Records contained in a dataset
══════════════════════════════
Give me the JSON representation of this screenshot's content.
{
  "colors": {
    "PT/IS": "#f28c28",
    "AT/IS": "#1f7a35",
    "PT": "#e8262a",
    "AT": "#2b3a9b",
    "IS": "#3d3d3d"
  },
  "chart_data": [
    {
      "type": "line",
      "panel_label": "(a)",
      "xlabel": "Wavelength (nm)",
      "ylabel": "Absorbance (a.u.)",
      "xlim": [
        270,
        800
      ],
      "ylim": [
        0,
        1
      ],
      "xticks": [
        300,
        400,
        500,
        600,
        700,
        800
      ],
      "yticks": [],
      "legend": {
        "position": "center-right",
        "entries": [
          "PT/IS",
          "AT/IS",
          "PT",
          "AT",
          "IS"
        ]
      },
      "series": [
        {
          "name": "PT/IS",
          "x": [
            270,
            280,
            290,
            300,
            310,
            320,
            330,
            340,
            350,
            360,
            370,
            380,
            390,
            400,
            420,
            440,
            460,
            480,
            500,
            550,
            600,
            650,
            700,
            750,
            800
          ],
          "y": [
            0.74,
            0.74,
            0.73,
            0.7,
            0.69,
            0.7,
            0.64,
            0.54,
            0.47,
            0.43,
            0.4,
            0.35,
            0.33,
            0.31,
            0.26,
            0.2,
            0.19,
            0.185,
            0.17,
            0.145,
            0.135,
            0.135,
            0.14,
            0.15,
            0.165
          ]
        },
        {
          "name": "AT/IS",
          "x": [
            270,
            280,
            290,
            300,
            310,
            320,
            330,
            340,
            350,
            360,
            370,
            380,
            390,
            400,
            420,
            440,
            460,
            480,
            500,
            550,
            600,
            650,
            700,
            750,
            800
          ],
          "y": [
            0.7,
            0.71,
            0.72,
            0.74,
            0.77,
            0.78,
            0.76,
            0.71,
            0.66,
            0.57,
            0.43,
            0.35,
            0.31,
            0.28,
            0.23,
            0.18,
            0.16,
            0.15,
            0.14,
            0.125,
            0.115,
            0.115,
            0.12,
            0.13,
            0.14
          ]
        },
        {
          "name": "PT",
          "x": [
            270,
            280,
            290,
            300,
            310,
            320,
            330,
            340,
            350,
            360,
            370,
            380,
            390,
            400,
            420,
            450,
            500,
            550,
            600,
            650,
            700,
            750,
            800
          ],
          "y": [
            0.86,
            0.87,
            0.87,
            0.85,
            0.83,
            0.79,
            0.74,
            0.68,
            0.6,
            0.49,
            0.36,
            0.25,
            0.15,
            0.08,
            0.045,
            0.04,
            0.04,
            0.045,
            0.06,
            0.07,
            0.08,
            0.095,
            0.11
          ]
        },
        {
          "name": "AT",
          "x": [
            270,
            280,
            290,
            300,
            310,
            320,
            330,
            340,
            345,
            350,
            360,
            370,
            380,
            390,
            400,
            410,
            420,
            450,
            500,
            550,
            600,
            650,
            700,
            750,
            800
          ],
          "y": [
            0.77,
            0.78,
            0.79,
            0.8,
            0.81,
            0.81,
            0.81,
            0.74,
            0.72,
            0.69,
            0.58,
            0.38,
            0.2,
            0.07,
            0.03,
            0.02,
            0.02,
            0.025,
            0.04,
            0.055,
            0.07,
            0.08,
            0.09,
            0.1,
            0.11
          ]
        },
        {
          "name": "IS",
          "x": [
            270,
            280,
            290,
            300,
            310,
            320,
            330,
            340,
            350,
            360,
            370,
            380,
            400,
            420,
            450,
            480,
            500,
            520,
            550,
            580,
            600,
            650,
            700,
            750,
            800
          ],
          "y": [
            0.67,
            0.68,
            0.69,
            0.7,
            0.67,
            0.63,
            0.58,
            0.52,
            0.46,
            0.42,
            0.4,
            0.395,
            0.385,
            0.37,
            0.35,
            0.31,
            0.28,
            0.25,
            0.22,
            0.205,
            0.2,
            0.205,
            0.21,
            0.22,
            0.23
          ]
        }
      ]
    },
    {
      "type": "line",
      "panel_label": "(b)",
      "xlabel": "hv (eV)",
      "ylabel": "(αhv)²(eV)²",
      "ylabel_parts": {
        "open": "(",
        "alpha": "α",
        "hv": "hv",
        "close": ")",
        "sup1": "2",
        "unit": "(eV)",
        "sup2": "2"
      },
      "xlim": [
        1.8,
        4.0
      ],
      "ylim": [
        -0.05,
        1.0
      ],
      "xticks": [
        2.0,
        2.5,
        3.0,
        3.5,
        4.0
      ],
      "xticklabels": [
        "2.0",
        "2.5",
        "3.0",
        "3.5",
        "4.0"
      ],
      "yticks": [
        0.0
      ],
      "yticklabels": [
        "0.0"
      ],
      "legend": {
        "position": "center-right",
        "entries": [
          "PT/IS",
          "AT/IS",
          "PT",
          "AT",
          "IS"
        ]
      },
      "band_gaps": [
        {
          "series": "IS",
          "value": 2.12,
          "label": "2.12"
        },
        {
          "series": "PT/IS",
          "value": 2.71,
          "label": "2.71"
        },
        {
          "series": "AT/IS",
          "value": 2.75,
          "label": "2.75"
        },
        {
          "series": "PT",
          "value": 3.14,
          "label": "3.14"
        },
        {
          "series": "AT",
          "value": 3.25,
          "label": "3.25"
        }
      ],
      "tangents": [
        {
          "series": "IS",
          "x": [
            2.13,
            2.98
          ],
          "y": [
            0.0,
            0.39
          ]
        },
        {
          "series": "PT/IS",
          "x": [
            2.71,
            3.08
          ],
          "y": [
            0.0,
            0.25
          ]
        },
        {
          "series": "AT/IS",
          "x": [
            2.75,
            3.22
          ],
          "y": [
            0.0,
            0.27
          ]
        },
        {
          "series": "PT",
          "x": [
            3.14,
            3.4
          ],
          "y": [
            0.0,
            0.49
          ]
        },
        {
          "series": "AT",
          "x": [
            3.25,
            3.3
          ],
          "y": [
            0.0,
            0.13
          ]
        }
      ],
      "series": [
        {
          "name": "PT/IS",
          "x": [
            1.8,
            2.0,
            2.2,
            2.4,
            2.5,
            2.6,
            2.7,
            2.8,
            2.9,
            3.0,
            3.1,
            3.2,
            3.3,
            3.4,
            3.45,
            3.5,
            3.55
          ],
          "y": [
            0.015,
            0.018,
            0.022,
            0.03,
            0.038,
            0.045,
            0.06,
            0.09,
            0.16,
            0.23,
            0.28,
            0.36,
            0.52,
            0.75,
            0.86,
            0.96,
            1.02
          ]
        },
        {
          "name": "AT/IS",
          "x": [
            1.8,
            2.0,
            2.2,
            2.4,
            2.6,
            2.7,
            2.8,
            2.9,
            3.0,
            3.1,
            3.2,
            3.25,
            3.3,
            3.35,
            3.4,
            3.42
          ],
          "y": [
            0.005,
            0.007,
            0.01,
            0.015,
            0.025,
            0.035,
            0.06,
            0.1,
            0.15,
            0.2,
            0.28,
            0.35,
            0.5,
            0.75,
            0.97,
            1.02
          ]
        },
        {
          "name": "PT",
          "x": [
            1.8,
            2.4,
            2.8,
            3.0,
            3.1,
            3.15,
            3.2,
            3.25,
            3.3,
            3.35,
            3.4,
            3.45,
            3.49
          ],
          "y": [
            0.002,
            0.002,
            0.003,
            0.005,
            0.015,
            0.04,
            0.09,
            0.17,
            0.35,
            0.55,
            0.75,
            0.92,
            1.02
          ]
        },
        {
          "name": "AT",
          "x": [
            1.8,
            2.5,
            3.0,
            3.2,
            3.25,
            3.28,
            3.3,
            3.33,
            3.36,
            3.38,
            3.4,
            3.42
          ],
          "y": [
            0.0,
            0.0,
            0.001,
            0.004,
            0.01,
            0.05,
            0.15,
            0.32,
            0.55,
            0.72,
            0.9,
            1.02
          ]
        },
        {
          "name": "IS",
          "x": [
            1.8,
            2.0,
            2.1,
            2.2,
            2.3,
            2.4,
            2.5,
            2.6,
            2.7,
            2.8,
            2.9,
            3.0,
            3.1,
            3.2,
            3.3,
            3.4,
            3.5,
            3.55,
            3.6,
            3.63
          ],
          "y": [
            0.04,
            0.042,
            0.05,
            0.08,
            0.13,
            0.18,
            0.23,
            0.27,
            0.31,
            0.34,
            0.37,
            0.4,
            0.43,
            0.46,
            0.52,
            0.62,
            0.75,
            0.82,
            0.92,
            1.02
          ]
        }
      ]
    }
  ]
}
══════════════════════════════
**YOUR TASK:** Search the data for the string "value". List each line that has it.

**SOLUTION:**
          "value": 2.12,
          "value": 2.71,
          "value": 2.75,
          "value": 3.14,
          "value": 3.25,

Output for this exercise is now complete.